----- Data extract
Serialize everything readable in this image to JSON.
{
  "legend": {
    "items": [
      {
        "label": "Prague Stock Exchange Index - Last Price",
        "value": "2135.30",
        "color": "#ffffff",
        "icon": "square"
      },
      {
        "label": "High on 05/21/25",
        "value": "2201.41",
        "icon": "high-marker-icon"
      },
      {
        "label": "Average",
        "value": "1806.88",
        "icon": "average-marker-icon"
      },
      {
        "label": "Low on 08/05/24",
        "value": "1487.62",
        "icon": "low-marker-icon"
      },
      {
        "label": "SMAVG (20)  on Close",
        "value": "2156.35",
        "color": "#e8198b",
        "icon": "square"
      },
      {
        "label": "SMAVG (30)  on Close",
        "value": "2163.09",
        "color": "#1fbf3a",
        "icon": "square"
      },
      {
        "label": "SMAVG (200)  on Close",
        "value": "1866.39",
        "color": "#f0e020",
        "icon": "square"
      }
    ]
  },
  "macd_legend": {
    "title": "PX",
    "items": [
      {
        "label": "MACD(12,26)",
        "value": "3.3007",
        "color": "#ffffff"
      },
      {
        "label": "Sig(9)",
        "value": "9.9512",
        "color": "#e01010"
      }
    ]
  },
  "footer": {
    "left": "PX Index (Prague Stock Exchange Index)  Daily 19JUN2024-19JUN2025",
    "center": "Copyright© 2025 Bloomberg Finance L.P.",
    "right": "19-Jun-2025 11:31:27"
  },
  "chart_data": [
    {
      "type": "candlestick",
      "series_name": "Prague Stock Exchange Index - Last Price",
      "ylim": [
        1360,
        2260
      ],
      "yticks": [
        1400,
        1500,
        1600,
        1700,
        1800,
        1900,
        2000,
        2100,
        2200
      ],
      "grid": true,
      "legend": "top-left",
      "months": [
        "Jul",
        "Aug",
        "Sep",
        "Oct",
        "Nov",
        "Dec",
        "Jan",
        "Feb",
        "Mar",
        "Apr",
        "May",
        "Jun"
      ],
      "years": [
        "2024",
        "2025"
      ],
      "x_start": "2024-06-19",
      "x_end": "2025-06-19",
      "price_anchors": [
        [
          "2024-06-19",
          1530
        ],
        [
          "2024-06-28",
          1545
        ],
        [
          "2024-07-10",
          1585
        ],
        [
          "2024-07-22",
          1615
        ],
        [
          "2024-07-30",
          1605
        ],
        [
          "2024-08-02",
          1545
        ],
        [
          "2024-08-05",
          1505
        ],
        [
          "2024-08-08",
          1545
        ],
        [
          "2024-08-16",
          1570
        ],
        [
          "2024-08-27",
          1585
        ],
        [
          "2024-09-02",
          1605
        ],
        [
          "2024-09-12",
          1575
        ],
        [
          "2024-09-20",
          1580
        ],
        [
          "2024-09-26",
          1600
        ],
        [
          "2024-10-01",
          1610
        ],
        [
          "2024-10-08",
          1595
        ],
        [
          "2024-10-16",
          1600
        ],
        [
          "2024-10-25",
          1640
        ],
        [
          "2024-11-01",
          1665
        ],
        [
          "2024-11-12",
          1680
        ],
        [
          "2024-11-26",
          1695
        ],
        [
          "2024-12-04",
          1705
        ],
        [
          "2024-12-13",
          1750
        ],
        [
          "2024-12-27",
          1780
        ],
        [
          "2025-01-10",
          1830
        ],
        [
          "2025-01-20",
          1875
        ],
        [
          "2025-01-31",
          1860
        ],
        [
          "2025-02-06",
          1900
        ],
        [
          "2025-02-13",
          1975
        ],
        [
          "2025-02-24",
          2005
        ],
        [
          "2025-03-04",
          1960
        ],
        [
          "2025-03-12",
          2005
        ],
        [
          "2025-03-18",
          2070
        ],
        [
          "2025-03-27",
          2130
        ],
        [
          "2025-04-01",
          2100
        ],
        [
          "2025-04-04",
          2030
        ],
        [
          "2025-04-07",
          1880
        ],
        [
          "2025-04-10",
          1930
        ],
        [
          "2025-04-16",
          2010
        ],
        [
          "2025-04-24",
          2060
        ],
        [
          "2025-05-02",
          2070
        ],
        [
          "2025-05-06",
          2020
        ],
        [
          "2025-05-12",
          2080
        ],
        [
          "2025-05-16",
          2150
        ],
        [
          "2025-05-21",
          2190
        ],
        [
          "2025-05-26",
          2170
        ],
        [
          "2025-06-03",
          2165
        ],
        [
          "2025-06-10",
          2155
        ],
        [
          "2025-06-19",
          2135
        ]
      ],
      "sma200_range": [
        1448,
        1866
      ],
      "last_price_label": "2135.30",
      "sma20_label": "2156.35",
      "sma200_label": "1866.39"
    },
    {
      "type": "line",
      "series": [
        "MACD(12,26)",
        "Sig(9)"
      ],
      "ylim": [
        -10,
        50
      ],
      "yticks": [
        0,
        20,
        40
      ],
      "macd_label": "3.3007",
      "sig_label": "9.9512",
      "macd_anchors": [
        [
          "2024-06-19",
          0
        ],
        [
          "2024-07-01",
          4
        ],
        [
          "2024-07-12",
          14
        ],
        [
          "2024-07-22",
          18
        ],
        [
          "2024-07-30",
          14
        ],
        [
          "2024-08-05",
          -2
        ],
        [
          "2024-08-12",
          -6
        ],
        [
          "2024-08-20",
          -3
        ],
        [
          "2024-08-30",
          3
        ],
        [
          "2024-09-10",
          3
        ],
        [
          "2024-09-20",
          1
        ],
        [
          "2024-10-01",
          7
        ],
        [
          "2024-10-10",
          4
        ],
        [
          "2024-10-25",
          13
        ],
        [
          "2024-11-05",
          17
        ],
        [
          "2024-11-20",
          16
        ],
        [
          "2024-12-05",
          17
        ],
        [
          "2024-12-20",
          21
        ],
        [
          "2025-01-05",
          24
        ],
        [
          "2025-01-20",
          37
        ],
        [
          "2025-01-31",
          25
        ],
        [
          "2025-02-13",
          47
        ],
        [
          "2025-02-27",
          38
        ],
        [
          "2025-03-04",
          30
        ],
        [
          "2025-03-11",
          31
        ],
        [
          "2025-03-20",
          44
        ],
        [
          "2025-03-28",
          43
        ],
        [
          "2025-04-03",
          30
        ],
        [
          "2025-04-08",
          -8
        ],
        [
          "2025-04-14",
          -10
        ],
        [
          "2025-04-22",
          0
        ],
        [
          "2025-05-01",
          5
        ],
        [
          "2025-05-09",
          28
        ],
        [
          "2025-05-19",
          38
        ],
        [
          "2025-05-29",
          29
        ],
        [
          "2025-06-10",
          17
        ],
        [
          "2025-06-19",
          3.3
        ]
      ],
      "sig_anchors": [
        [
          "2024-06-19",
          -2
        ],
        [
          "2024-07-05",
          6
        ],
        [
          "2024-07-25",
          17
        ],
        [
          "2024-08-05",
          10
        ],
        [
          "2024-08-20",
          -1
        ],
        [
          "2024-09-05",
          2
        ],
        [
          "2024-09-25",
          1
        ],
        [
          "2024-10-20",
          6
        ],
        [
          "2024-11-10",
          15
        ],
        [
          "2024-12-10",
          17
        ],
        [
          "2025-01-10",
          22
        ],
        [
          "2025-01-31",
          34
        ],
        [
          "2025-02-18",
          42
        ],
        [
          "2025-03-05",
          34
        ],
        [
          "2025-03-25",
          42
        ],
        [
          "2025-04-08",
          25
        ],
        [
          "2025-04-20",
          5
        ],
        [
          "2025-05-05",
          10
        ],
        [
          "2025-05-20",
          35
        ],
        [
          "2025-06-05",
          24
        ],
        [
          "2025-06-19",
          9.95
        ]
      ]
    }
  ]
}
----------
▸ **Task description**:
Write out the full set of records exactly as given.

▸ **Complete output**:
Serialize everything readable in this image to JSON.
{
  "legend": {
    "items": [
      {
        "label": "Prague Stock Exchange Index - Last Price",
        "value": "2135.30",
        "color": "#ffffff",
        "icon": "square"
      },
      {
        "label": "High on 05/21/25",
        "value": "2201.41",
        "icon": "high-marker-icon"
      },
      {
        "label": "Average",
        "value": "1806.88",
        "icon": "average-marker-icon"
      },
      {
        "label": "Low on 08/05/24",
        "value": "1487.62",
        "icon": "low-marker-icon"
      },
      {
        "label": "SMAVG (20)  on Close",
        "value": "2156.35",
        "color": "#e8198b",
        "icon": "square"
      },
      {
        "label": "SMAVG (30)  on Close",
        "value": "2163.09",
        "color": "#1fbf3a",
        "icon": "square"
      },
      {
        "label": "SMAVG (200)  on Close",
        "value": "1866.39",
        "color": "#f0e020",
        "icon": "square"
      }
    ]
  },
  "macd_legend": {
    "title": "PX",
    "items": [
      {
        "label": "MACD(12,26)",
        "value": "3.3007",
        "color": "#ffffff"
      },
      {
        "label": "Sig(9)",
        "value": "9.9512",
        "color": "#e01010"
      }
    ]
  },
  "footer": {
    "left": "PX Index (Prague Stock Exchange Index)  Daily 19JUN2024-19JUN2025",
    "center": "Copyright© 2025 Bloomberg Finance L.P.",
    "right": "19-Jun-2025 11:31:27"
  },
  "chart_data": [
    {
      "type": "candlestick",
      "series_name": "Prague Stock Exchange Index - Last Price",
      "ylim": [
        1360,
        2260
      ],
      "yticks": [
        1400,
        1500,
        1600,
        1700,
        1800,
        1900,
        2000,
        2100,
        2200
      ],
      "grid": true,
      "legend": "top-left",
      "months": [
        "Jul",
        "Aug",
        "Sep",
        "Oct",
        "Nov",
        "Dec",
        "Jan",
        "Feb",
        "Mar",
        "Apr",
        "May",
        "Jun"
      ],
      "years": [
        "2024",
        "2025"
      ],
      "x_start": "2024-06-19",
      "x_end": "2025-06-19",
      "price_anchors": [
        [
          "2024-06-19",
          1530
        ],
        [
          "2024-06-28",
          1545
        ],
        [
          "2024-07-10",
          1585
        ],
        [
          "2024-07-22",
          1615
        ],
        [
          "2024-07-30",
          1605
        ],
        [
          "2024-08-02",
          1545
        ],
        [
          "2024-08-05",
          1505
        ],
        [
          "2024-08-08",
          1545
        ],
        [
          "2024-08-16",
          1570
        ],
        [
          "2024-08-27",
          1585
        ],
        [
          "2024-09-02",
          1605
        ],
        [
          "2024-09-12",
          1575
        ],
        [
          "2024-09-20",
          1580
        ],
        [
          "2024-09-26",
          1600
        ],
        [
          "2024-10-01",
          1610
        ],
        [
          "2024-10-08",
          1595
        ],
        [
          "2024-10-16",
          1600
        ],
        [
          "2024-10-25",
          1640
        ],
        [
          "2024-11-01",
          1665
        ],
        [
          "2024-11-12",
          1680
        ],
        [
          "2024-11-26",
          1695
        ],
        [
          "2024-12-04",
          1705
        ],
        [
          "2024-12-13",
          1750
        ],
        [
          "2024-12-27",
          1780
        ],
        [
          "2025-01-10",
          1830
        ],
        [
          "2025-01-20",
          1875
        ],
        [
          "2025-01-31",
          1860
        ],
        [
          "2025-02-06",
          1900
        ],
        [
          "2025-02-13",
          1975
        ],
        [
          "2025-02-24",
          2005
        ],
        [
          "2025-03-04",
          1960
        ],
        [
          "2025-03-12",
          2005
        ],
        [
          "2025-03-18",
          2070
        ],
        [
          "2025-03-27",
          2130
        ],
        [
          "2025-04-01",
          2100
        ],
        [
          "2025-04-04",
          2030
        ],
        [
          "2025-04-07",
          1880
        ],
        [
          "2025-04-10",
          1930
        ],
        [
          "2025-04-16",
          2010
        ],
        [
          "2025-04-24",
          2060
        ],
        [
          "2025-05-02",
          2070
        ],
        [
          "2025-05-06",
          2020
        ],
        [
          "2025-05-12",
          2080
        ],
        [
          "2025-05-16",
          2150
        ],
        [
          "2025-05-21",
          2190
        ],
        [
          "2025-05-26",
          2170
        ],
        [
          "2025-06-03",
          2165
        ],
        [
          "2025-06-10",
          2155
        ],
        [
          "2025-06-19",
          2135
        ]
      ],
      "sma200_range": [
        1448,
        1866
      ],
      "last_price_label": "2135.30",
      "sma20_label": "2156.35",
      "sma200_label": "1866.39"
    },
    {
      "type": "line",
      "series": [
        "MACD(12,26)",
        "Sig(9)"
      ],
      "ylim": [
        -10,
        50
      ],
      "yticks": [
        0,
        20,
        40
      ],
      "macd_label": "3.3007",
      "sig_label": "9.9512",
      "macd_anchors": [
        [
          "2024-06-19",
          0
        ],
        [
          "2024-07-01",
          4
        ],
        [
          "2024-07-12",
          14
        ],
        [
          "2024-07-22",
          18
        ],
        [
          "2024-07-30",
          14
        ],
        [
          "2024-08-05",
          -2
        ],
        [
          "2024-08-12",
          -6
        ],
        [
          "2024-08-20",
          -3
        ],
        [
          "2024-08-30",
          3
        ],
        [
          "2024-09-10",
          3
        ],
        [
          "2024-09-20",
          1
        ],
        [
          "2024-10-01",
          7
        ],
        [
          "2024-10-10",
          4
        ],
        [
          "2024-10-25",
          13
        ],
        [
          "2024-11-05",
          17
        ],
        [
          "2024-11-20",
          16
        ],
        [
          "2024-12-05",
          17
        ],
        [
          "2024-12-20",
          21
        ],
        [
          "2025-01-05",
          24
        ],
        [
          "2025-01-20",
          37
        ],
        [
          "2025-01-31",
          25
        ],
        [
          "2025-02-13",
          47
        ],
        [
          "2025-02-27",
          38
        ],
        [
          "2025-03-04",
          30
        ],
        [
          "2025-03-11",
          31
        ],
        [
          "2025-03-20",
          44
        ],
        [
          "2025-03-28",
          43
        ],
        [
          "2025-04-03",
          30
        ],
        [
          "2025-04-08",
          -8
        ],
        [
          "2025-04-14",
          -10
        ],
        [
          "2025-04-22",
          0
        ],
        [
          "2025-05-01",
          5
        ],
        [
          "2025-05-09",
          28
        ],
        [
          "2025-05-19",
          38
        ],
        [
          "2025-05-29",
          29
        ],
        [
          "2025-06-10",
          17
        ],
        [
          "2025-06-19",
          3.3
        ]
      ],
      "sig_anchors": [
        [
          "2024-06-19",
          -2
        ],
        [
          "2024-07-05",
          6
        ],
        [
          "2024-07-25",
          17
        ],
        [
          "2024-08-05",
          10
        ],
        [
          "2024-08-20",
          -1
        ],
        [
          "2024-09-05",
          2
        ],
        [
          "2024-09-25",
          1
        ],
        [
          "2024-10-20",
          6
        ],
        [
          "2024-11-10",
          15
        ],
        [
          "2024-12-10",
          17
        ],
        [
          "2025-01-10",
          22
        ],
        [
          "2025-01-31",
          34
        ],
        [
          "2025-02-18",
          42
        ],
        [
          "2025-03-05",
          34
        ],
        [
          "2025-03-25",
          42
        ],
        [
          "2025-04-08",
          25
        ],
        [
          "2025-04-20",
          5
        ],
        [
          "2025-05-05",
          10
        ],
        [
          "2025-05-20",
          35
        ],
        [
          "2025-06-05",
          24
        ],
        [
          "2025-06-19",
          9.95
        ]
      ]
    }
  ]
}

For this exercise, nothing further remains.